## [TO BE DONE]
Can you reproduce the data beneath, keeping every line exact?
· · · · · · ·
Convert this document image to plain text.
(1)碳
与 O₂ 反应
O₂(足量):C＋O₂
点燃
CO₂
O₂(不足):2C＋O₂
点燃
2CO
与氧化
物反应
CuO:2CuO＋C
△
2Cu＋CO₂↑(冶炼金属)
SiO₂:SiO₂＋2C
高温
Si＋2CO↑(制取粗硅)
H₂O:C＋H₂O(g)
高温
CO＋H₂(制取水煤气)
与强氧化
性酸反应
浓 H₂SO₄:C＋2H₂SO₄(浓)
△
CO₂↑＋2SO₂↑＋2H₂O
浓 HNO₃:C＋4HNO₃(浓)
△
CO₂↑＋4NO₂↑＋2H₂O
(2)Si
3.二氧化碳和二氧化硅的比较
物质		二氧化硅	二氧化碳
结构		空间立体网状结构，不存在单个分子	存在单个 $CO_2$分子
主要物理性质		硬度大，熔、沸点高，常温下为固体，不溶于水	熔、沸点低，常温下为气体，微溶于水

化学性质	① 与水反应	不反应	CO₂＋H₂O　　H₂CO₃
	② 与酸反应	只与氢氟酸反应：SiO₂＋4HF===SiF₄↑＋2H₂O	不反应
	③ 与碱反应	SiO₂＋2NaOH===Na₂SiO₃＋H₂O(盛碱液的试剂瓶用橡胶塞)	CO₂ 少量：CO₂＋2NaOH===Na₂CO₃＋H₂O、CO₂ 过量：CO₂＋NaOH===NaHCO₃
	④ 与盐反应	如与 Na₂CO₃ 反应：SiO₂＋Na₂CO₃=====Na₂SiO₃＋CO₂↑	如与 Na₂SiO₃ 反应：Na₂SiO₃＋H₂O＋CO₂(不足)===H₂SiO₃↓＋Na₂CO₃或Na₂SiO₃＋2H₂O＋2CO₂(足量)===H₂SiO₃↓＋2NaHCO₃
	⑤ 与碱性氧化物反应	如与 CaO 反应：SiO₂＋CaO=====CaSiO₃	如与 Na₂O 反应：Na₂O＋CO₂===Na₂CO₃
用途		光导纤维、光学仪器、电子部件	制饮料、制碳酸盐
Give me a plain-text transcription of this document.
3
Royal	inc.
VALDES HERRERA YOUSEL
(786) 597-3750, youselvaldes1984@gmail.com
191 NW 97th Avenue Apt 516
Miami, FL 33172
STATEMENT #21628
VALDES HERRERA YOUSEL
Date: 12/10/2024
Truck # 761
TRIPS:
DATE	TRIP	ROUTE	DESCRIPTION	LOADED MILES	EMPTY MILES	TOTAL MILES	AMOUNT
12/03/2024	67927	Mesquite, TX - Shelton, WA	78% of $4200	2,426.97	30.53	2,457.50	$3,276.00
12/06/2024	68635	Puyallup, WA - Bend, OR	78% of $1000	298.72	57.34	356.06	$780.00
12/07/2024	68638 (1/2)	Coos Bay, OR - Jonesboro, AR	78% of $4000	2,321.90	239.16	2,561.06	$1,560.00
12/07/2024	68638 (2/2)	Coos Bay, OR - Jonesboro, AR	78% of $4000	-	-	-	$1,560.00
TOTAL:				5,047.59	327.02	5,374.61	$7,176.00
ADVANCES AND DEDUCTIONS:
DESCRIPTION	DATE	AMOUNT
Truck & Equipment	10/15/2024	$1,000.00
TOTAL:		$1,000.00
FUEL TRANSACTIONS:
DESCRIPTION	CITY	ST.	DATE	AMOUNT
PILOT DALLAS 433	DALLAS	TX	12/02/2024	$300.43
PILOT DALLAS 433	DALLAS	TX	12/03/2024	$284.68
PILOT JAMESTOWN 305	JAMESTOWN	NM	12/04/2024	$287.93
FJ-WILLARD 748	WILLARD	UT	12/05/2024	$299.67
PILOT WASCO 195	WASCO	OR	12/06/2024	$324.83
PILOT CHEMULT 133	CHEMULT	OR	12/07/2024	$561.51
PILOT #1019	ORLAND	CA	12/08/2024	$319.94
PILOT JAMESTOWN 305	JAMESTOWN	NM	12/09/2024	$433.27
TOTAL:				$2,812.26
· · · · · · ·
## [EXERCISE RESULT]
Convert this document image to plain text.
(1)碳
与 O₂ 反应
O₂(足量):C＋O₂
点燃
CO₂
O₂(不足):2C＋O₂
点燃
2CO
与氧化
物反应
CuO:2CuO＋C
△
2Cu＋CO₂↑(冶炼金属)
SiO₂:SiO₂＋2C
高温
Si＋2CO↑(制取粗硅)
H₂O:C＋H₂O(g)
高温
CO＋H₂(制取水煤气)
与强氧化
性酸反应
浓 H₂SO₄:C＋2H₂SO₄(浓)
△
CO₂↑＋2SO₂↑＋2H₂O
浓 HNO₃:C＋4HNO₃(浓)
△
CO₂↑＋4NO₂↑＋2H₂O
(2)Si
3.二氧化碳和二氧化硅的比较
物质		二氧化硅	二氧化碳
结构		空间立体网状结构，不存在单个分子	存在单个 $CO_2$分子
主要物理性质		硬度大，熔、沸点高，常温下为固体，不溶于水	熔、沸点低，常温下为气体，微溶于水

化学性质	① 与水反应	不反应	CO₂＋H₂O　　H₂CO₃
	② 与酸反应	只与氢氟酸反应：SiO₂＋4HF===SiF₄↑＋2H₂O	不反应
	③ 与碱反应	SiO₂＋2NaOH===Na₂SiO₃＋H₂O(盛碱液的试剂瓶用橡胶塞)	CO₂ 少量：CO₂＋2NaOH===Na₂CO₃＋H₂O、CO₂ 过量：CO₂＋NaOH===NaHCO₃
	④ 与盐反应	如与 Na₂CO₃ 反应：SiO₂＋Na₂CO₃=====Na₂SiO₃＋CO₂↑	如与 Na₂SiO₃ 反应：Na₂SiO₃＋H₂O＋CO₂(不足)===H₂SiO₃↓＋Na₂CO₃或Na₂SiO₃＋2H₂O＋2CO₂(足量)===H₂SiO₃↓＋2NaHCO₃
	⑤ 与碱性氧化物反应	如与 CaO 反应：SiO₂＋CaO=====CaSiO₃	如与 Na₂O 反应：Na₂O＋CO₂===Na₂CO₃
用途		光导纤维、光学仪器、电子部件	制饮料、制碳酸盐
Give me a plain-text transcription of this document.
3
Royal	inc.
VALDES HERRERA YOUSEL
(786) 597-3750, youselvaldes1984@gmail.com
191 NW 97th Avenue Apt 516
Miami, FL 33172
STATEMENT #21628
VALDES HERRERA YOUSEL
Date: 12/10/2024
Truck # 761
TRIPS:
DATE	TRIP	ROUTE	DESCRIPTION	LOADED MILES	EMPTY MILES	TOTAL MILES	AMOUNT
12/03/2024	67927	Mesquite, TX - Shelton, WA	78% of $4200	2,426.97	30.53	2,457.50	$3,276.00
12/06/2024	68635	Puyallup, WA - Bend, OR	78% of $1000	298.72	57.34	356.06	$780.00
12/07/2024	68638 (1/2)	Coos Bay, OR - Jonesboro, AR	78% of $4000	2,321.90	239.16	2,561.06	$1,560.00
12/07/2024	68638 (2/2)	Coos Bay, OR - Jonesboro, AR	78% of $4000	-	-	-	$1,560.00
TOTAL:				5,047.59	327.02	5,374.61	$7,176.00
ADVANCES AND DEDUCTIONS:
DESCRIPTION	DATE	AMOUNT
Truck & Equipment	10/15/2024	$1,000.00
TOTAL:		$1,000.00
FUEL TRANSACTIONS:
DESCRIPTION	CITY	ST.	DATE	AMOUNT
PILOT DALLAS 433	DALLAS	TX	12/02/2024	$300.43
PILOT DALLAS 433	DALLAS	TX	12/03/2024	$284.68
PILOT JAMESTOWN 305	JAMESTOWN	NM	12/04/2024	$287.93
FJ-WILLARD 748	WILLARD	UT	12/05/2024	$299.67
PILOT WASCO 195	WASCO	OR	12/06/2024	$324.83
PILOT CHEMULT 133	CHEMULT	OR	12/07/2024	$561.51
PILOT #1019	ORLAND	CA	12/08/2024	$319.94
PILOT JAMESTOWN 305	JAMESTOWN	NM	12/09/2024	$433.27
TOTAL:				$2,812.26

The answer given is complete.